● Records shown:
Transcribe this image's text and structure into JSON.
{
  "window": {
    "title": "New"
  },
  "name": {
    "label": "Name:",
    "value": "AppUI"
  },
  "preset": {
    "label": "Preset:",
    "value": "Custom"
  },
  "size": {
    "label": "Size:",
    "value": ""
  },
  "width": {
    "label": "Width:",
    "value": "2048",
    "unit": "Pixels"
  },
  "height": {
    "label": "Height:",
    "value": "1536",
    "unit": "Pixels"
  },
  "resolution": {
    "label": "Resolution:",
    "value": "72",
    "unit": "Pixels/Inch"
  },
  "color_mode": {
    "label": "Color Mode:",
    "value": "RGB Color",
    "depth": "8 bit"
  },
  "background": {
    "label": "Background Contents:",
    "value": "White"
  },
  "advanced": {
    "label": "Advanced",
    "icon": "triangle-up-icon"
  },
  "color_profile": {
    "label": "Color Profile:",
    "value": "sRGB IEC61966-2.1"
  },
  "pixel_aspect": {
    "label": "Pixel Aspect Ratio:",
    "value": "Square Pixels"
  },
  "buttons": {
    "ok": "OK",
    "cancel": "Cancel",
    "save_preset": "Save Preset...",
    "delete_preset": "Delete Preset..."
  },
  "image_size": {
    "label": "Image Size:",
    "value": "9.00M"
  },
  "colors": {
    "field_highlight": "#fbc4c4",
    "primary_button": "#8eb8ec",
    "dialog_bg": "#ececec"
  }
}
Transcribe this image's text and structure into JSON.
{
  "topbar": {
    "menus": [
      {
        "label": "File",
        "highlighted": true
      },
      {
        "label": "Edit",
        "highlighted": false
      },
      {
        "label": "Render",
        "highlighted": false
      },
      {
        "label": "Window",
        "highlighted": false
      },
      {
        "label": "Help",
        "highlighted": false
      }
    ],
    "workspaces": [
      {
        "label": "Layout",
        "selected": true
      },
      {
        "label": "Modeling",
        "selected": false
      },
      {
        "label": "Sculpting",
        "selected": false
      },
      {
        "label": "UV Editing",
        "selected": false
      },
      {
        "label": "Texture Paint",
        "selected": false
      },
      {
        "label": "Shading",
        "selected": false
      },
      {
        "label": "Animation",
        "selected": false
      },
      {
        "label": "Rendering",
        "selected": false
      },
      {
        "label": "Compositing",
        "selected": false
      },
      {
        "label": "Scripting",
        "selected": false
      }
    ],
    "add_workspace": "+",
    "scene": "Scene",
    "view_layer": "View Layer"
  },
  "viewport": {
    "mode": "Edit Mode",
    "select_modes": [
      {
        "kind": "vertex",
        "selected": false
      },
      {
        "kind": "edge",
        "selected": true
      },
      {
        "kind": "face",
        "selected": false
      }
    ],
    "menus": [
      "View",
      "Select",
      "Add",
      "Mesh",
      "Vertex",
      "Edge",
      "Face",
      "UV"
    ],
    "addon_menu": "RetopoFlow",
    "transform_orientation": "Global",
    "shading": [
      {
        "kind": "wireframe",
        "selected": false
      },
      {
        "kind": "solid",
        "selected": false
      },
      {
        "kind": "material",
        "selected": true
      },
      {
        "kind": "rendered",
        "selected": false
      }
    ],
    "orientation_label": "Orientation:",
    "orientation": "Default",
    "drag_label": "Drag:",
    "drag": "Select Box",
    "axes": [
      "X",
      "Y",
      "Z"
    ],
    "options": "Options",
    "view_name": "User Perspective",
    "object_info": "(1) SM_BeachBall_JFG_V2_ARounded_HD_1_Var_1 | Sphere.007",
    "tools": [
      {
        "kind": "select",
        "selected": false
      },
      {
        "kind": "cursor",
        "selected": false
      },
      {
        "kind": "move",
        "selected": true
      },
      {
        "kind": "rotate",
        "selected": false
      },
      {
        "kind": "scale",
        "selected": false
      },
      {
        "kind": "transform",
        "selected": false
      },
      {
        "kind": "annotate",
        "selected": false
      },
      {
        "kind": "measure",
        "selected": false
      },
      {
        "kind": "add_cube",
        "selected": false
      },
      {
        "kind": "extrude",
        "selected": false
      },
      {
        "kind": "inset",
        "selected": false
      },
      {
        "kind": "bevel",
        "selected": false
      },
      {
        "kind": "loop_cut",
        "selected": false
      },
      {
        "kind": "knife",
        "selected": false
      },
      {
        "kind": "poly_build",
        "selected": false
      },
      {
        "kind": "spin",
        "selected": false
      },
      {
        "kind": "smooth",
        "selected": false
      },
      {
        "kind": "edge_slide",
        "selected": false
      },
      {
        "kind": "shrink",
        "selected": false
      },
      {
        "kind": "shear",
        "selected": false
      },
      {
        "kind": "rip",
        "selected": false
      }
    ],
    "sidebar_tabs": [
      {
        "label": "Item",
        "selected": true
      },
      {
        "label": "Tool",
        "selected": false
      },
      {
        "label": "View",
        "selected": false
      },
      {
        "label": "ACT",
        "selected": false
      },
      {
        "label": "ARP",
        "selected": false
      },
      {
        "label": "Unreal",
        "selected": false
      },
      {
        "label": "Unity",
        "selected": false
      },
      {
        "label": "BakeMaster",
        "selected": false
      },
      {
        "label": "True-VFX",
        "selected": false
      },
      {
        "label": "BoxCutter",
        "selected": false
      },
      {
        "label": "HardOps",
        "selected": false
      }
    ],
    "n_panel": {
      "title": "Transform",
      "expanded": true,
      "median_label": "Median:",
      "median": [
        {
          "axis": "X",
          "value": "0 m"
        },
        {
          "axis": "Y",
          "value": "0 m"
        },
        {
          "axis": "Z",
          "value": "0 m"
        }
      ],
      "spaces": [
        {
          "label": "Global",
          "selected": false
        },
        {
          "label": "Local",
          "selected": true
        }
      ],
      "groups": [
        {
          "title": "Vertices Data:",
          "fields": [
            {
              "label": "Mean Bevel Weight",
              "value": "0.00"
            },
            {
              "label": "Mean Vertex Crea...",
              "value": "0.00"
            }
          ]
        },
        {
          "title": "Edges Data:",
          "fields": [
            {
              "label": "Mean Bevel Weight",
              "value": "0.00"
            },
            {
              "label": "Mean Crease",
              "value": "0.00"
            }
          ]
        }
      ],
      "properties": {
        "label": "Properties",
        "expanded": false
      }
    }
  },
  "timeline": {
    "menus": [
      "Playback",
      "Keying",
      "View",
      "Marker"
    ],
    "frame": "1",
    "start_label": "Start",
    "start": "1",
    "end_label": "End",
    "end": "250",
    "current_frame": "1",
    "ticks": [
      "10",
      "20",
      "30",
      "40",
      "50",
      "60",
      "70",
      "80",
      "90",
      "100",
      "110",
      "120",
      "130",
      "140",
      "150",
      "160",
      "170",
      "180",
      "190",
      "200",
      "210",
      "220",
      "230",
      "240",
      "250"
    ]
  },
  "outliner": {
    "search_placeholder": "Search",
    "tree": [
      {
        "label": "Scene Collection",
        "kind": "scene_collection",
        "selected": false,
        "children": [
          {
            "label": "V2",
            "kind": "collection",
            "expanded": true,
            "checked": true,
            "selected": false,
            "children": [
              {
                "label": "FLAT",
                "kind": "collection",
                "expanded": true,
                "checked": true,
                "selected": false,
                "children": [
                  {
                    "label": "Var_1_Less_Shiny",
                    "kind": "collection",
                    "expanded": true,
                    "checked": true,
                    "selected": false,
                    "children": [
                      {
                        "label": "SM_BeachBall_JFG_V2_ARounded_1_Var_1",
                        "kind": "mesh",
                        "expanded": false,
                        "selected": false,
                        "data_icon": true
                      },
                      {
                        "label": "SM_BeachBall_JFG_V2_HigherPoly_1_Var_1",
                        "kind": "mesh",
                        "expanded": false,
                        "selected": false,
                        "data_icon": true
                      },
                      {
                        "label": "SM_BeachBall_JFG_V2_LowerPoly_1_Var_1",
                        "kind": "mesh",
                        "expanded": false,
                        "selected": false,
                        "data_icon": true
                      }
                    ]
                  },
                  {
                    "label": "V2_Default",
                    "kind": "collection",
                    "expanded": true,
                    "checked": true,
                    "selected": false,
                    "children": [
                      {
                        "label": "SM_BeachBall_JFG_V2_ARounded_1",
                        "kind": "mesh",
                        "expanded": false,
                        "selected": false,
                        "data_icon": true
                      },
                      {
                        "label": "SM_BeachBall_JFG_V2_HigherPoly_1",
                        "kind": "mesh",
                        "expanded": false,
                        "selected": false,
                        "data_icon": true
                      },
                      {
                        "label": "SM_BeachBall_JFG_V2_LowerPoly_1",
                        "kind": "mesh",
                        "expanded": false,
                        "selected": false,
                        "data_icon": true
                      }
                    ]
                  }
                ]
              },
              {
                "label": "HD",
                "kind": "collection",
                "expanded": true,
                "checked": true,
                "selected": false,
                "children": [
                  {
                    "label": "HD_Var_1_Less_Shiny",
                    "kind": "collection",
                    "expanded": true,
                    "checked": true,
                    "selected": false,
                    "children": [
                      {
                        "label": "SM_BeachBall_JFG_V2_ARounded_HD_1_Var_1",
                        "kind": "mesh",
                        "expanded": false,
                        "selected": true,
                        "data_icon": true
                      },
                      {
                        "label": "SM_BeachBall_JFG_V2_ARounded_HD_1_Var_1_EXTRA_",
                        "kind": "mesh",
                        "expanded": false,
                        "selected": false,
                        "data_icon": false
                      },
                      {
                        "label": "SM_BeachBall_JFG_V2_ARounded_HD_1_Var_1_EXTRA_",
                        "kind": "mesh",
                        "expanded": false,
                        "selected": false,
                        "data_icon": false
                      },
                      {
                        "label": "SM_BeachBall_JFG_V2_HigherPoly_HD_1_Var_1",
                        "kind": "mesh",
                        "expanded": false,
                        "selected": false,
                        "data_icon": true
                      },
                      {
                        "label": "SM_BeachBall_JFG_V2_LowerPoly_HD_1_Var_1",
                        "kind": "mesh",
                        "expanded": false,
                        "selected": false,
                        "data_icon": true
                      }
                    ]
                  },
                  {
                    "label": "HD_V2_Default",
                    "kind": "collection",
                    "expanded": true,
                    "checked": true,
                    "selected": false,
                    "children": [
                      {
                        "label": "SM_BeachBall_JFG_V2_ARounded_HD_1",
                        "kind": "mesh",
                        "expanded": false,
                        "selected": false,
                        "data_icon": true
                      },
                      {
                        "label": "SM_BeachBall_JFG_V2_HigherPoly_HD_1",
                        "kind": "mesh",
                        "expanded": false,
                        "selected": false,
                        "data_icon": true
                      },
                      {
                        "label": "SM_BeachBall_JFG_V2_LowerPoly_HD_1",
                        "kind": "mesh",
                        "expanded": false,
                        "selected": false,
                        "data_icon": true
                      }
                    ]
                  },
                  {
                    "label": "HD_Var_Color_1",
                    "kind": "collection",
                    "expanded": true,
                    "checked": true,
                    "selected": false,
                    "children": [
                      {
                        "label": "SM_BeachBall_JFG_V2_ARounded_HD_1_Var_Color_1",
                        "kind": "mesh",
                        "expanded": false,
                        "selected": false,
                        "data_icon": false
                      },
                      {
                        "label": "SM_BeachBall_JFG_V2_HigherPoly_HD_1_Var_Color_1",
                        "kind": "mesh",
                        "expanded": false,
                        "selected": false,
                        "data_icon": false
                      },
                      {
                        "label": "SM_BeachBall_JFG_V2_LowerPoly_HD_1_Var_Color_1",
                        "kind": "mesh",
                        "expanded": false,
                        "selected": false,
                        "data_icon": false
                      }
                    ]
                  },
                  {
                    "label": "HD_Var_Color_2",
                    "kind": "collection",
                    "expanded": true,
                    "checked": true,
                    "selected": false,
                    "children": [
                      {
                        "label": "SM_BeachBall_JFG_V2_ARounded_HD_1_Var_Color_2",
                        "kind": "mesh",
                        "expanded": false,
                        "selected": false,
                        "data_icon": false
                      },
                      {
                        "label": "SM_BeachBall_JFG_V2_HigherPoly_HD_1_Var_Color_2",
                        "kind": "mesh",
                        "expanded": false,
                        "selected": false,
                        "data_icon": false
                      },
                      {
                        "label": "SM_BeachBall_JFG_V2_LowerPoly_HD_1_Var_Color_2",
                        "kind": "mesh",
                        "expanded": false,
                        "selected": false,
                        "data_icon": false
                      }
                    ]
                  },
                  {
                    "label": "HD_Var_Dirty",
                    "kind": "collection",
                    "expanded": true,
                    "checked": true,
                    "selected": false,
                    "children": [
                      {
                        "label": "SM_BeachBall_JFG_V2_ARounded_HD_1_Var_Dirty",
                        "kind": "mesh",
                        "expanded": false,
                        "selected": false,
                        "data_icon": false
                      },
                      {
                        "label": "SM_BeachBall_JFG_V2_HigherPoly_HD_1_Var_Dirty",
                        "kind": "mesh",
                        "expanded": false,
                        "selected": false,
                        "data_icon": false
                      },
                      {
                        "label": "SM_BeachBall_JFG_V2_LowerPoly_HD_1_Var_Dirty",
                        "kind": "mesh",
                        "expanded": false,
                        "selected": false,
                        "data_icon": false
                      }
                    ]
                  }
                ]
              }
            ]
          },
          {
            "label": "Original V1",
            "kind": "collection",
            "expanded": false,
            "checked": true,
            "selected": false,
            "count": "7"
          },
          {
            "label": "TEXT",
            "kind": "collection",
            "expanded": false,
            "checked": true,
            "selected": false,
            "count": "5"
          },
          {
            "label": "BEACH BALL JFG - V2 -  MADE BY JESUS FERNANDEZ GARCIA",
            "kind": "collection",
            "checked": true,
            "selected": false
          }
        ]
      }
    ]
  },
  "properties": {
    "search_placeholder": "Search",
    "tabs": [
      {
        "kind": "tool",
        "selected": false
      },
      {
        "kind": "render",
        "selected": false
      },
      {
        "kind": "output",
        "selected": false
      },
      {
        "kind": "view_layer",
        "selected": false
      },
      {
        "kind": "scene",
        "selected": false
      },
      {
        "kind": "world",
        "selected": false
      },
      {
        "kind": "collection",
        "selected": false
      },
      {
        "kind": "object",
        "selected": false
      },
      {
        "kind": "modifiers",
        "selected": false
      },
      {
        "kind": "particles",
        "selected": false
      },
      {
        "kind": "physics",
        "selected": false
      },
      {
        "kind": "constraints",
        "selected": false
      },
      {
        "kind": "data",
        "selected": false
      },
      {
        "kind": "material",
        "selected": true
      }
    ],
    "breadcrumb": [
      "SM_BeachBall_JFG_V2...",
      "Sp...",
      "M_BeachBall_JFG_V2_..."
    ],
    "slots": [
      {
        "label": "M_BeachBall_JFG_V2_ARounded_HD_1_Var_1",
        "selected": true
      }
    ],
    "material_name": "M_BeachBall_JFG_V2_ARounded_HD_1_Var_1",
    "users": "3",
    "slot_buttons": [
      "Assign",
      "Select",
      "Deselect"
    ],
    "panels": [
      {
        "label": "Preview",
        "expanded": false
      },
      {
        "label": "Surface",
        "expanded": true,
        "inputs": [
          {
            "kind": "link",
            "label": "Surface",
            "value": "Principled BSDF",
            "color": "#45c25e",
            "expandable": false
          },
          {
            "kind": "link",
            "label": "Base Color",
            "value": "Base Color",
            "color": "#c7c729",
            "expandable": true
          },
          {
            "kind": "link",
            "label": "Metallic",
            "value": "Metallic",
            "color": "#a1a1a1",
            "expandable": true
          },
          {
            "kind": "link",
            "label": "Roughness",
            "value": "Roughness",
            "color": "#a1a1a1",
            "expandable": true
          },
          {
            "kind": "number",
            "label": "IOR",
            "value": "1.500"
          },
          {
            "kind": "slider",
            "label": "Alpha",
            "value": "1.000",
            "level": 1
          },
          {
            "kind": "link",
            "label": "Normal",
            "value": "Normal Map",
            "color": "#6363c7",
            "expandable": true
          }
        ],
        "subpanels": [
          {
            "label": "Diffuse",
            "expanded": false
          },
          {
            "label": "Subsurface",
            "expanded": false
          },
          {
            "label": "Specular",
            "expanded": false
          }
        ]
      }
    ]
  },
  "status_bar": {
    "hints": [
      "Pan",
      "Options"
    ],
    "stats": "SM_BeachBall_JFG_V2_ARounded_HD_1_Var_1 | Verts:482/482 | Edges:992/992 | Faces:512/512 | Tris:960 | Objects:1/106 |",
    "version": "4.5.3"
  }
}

● What you are asked to do: Pick out the lines containing the word "title" and show them.

● Exercise response:
    "title": "New"
      "title": "Transform",
          "title": "Vertices Data:",
          "title": "Edges Data:",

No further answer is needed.